▶ _Exercise_
Below are records; extract exactly the lines from the one containing "Convert this document image to plain text." through the last, both included, and keep the pictures out.

▶ _Data records_
************
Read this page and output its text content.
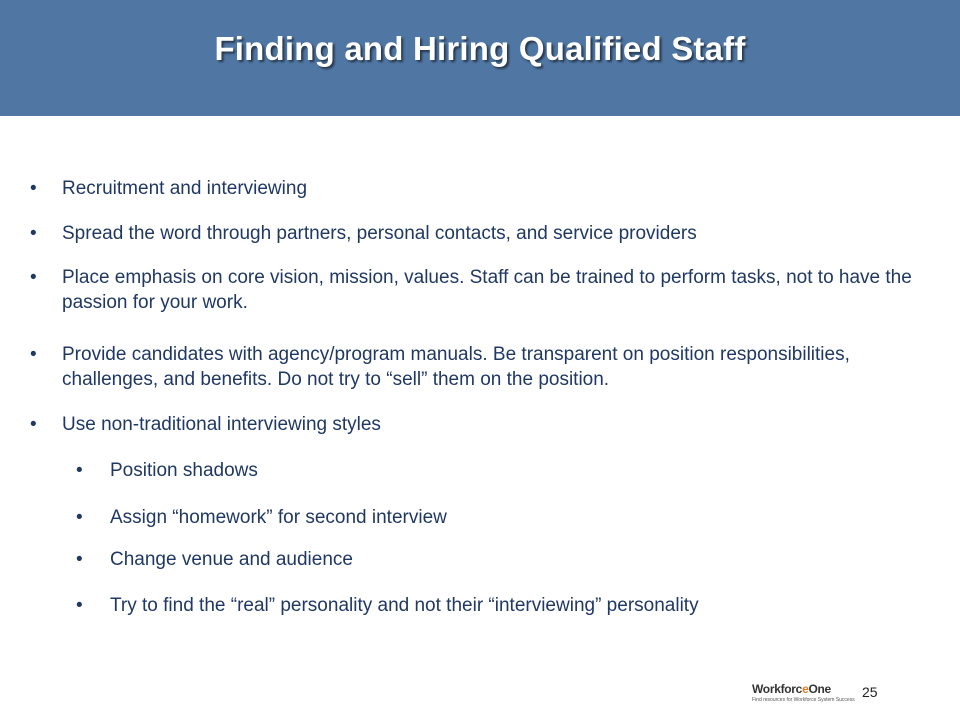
Finding and Hiring Qualified Staff
• Recruitment and interviewing
• Spread the word through partners, personal contacts, and service providers
• Place emphasis on core vision, mission, values. Staff can be trained to perform tasks, not to have the passion for your work.
• Provide candidates with agency/program manuals. Be transparent on position responsibilities, challenges, and benefits. Do not try to “sell” them on the position.
• Use non-traditional interviewing styles
• Position shadows
• Assign “homework” for second interview
• Change venue and audience
• Try to find the “real” personality and not their “interviewing” personality
WorkforceOne
Find resources for Workforce System Success 25
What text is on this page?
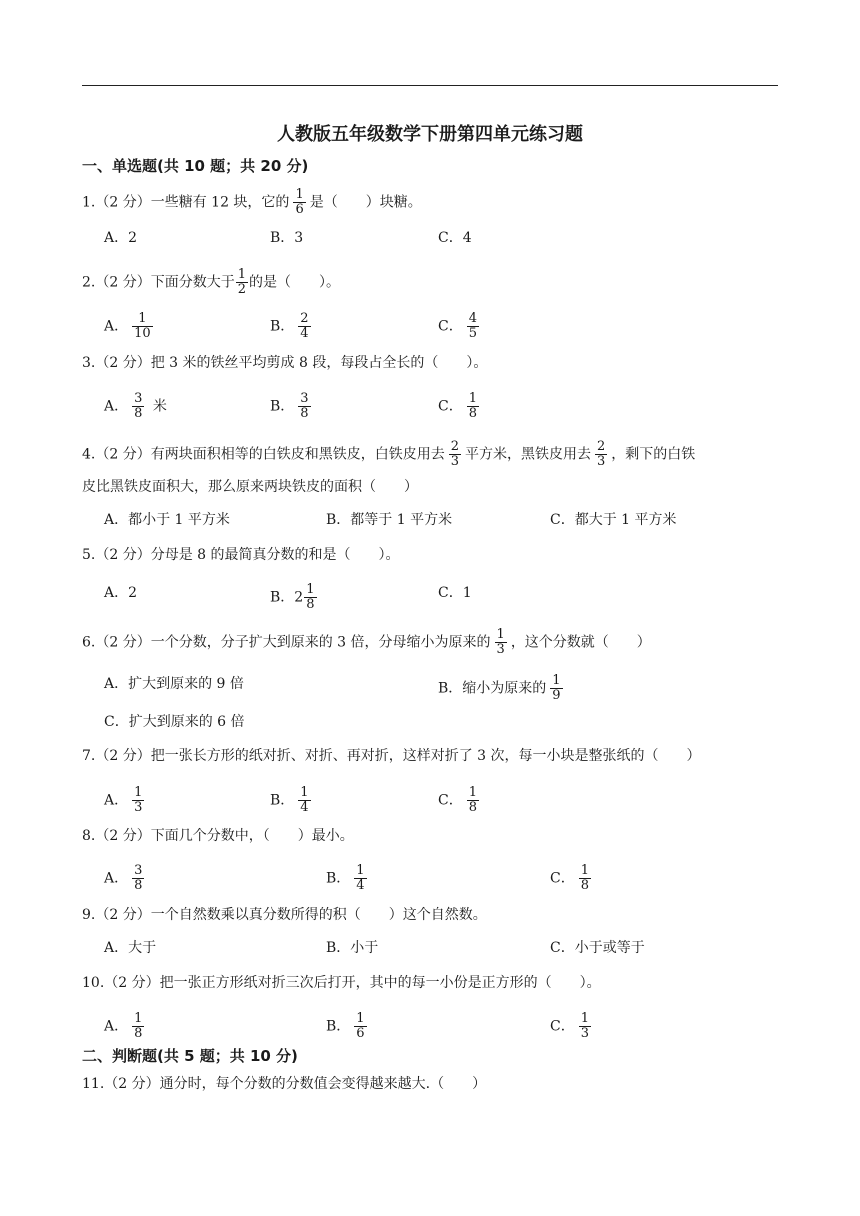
人教版五年级数学下册第四单元练习题
一、单选题(共 10 题；共 20 分)
1.（2 分）一些糖有 12 块，它的 $\frac{1}{6}$ 是（　　）块糖。
A．2	B．3	C．4
2.（2 分）下面分数大于 $\frac{1}{2}$ 的是（　　）。
A． $\frac{1}{10}$	B． $\frac{2}{4}$	C． $\frac{4}{5}$
3.（2 分）把 3 米的铁丝平均剪成 8 段，每段占全长的（　　）。
A． $\frac{3}{8}$ 米	B． $\frac{3}{8}$	C． $\frac{1}{8}$
4.（2 分）有两块面积相等的白铁皮和黑铁皮，白铁皮用去 $\frac{2}{3}$ 平方米，黑铁皮用去 $\frac{2}{3}$ ，剩下的白铁
皮比黑铁皮面积大，那么原来两块铁皮的面积（　　）
A．都小于 1 平方米	B．都等于 1 平方米	C．都大于 1 平方米
5.（2 分）分母是 8 的最简真分数的和是（　　）。
A．2	B．$2 \frac{1}{8}$	C．1
6.（2 分）一个分数，分子扩大到原来的 3 倍，分母缩小为原来的 $\frac{1}{3}$ ，这个分数就（　　）
A．扩大到原来的 9 倍	B．缩小为原来的 $\frac{1}{9}$
C．扩大到原来的 6 倍
7.（2 分）把一张长方形的纸对折、对折、再对折，这样对折了 3 次，每一小块是整张纸的（　　）
A． $\frac{1}{3}$	B． $\frac{1}{4}$	C． $\frac{1}{8}$
8.（2 分）下面几个分数中，（　　）最小。
A． $\frac{3}{8}$	B． $\frac{1}{4}$	C． $\frac{1}{8}$
9.（2 分）一个自然数乘以真分数所得的积（　　）这个自然数。
A．大于	B．小于	C．小于或等于
10.（2 分）把一张正方形纸对折三次后打开，其中的每一小份是正方形的（　　）。
A． $\frac{1}{8}$	B． $\frac{1}{6}$	C． $\frac{1}{3}$
二、判断题(共 5 题；共 10 分)
11.（2 分）通分时，每个分数的分数值会变得越来越大.（　　）
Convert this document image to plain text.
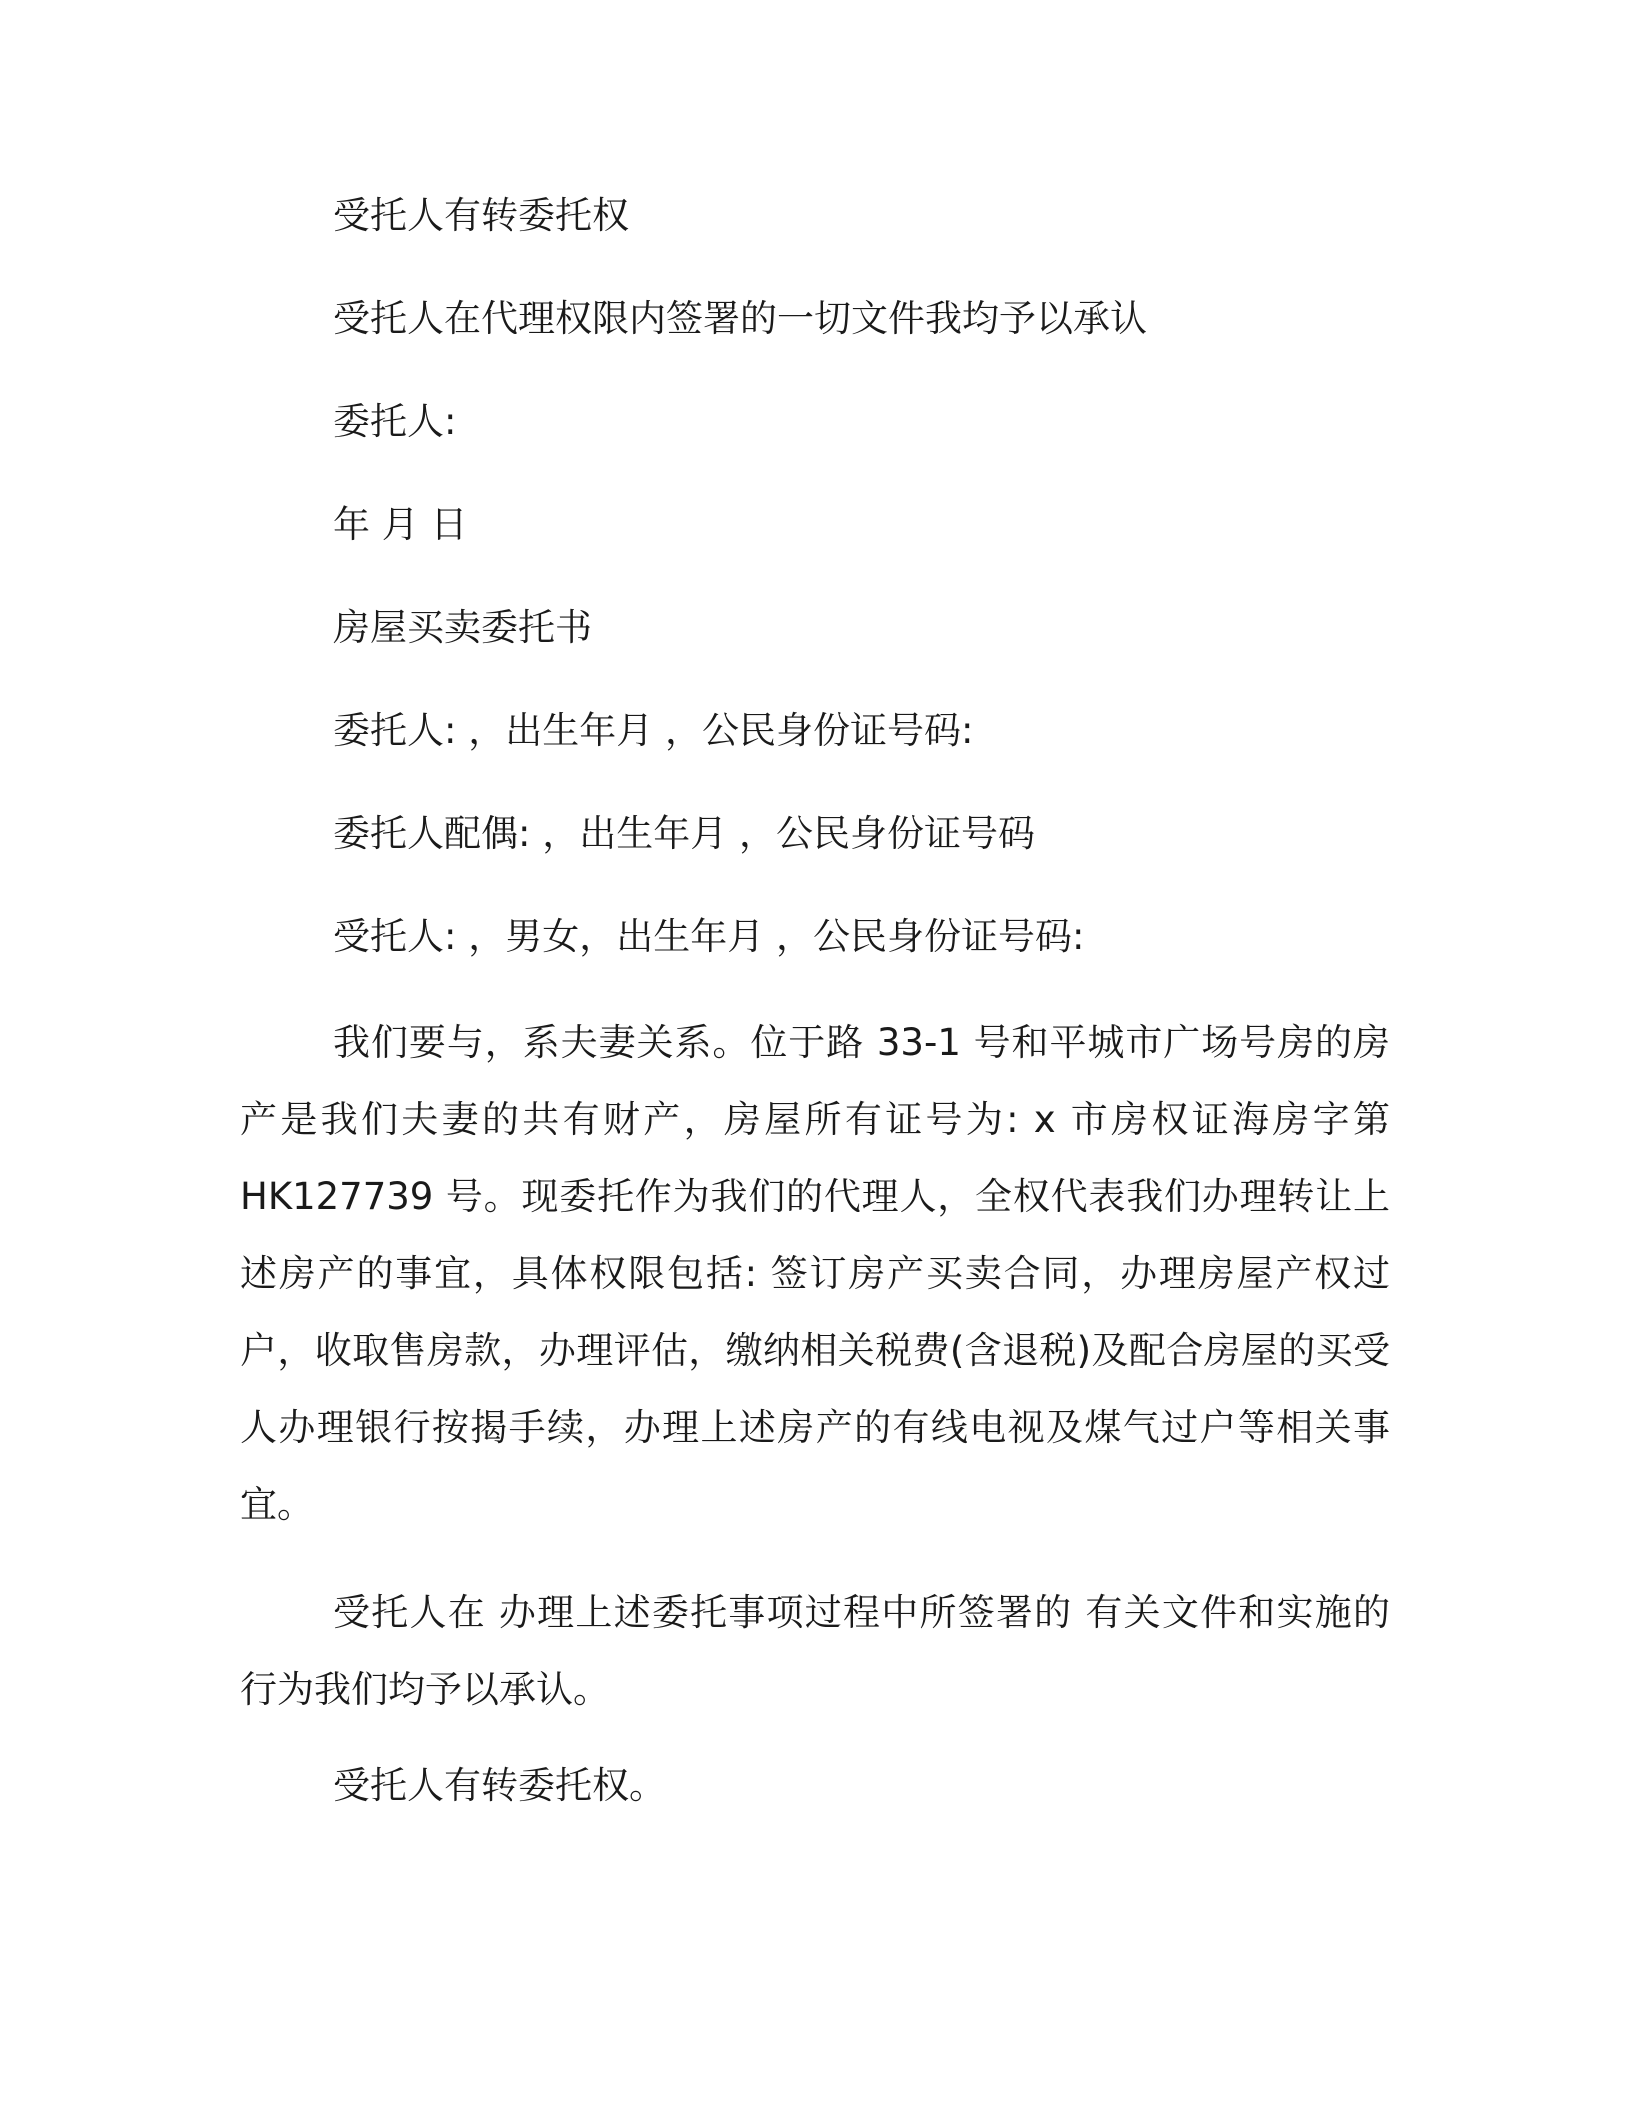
受托人有转委托权
受托人在代理权限内签署的一切文件我均予以承认
委托人:
年 月 日
房屋买卖委托书
委托人: ，出生年月 ，公民身份证号码:
委托人配偶: ，出生年月 ，公民身份证号码
受托人: ，男女，出生年月 ，公民身份证号码:
我们要与，系夫妻关系。位于路 33-1 号和平城市广场号房的房产是我们夫妻的共有财产，房屋所有证号为: x 市房权证海房字第 HK127739 号。现委托作为我们的代理人，全权代表我们办理转让上述房产的事宜，具体权限包括: 签订房产买卖合同，办理房屋产权过户，收取售房款，办理评估，缴纳相关税费(含退税)及配合房屋的买受人办理银行按揭手续，办理上述房产的有线电视及煤气过户等相关事宜。
受托人在 办理上述委托事项过程中所签署的 有关文件和实施的行为我们均予以承认。
受托人有转委托权。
************
▶ _Response below_
Convert this document image to plain text.
受托人有转委托权
受托人在代理权限内签署的一切文件我均予以承认
委托人:
年 月 日
房屋买卖委托书
委托人: ，出生年月 ，公民身份证号码:
委托人配偶: ，出生年月 ，公民身份证号码
受托人: ，男女，出生年月 ，公民身份证号码:
我们要与，系夫妻关系。位于路 33-1 号和平城市广场号房的房产是我们夫妻的共有财产，房屋所有证号为: x 市房权证海房字第 HK127739 号。现委托作为我们的代理人，全权代表我们办理转让上述房产的事宜，具体权限包括: 签订房产买卖合同，办理房屋产权过户，收取售房款，办理评估，缴纳相关税费(含退税)及配合房屋的买受人办理银行按揭手续，办理上述房产的有线电视及煤气过户等相关事宜。
受托人在 办理上述委托事项过程中所签署的 有关文件和实施的行为我们均予以承认。
受托人有转委托权。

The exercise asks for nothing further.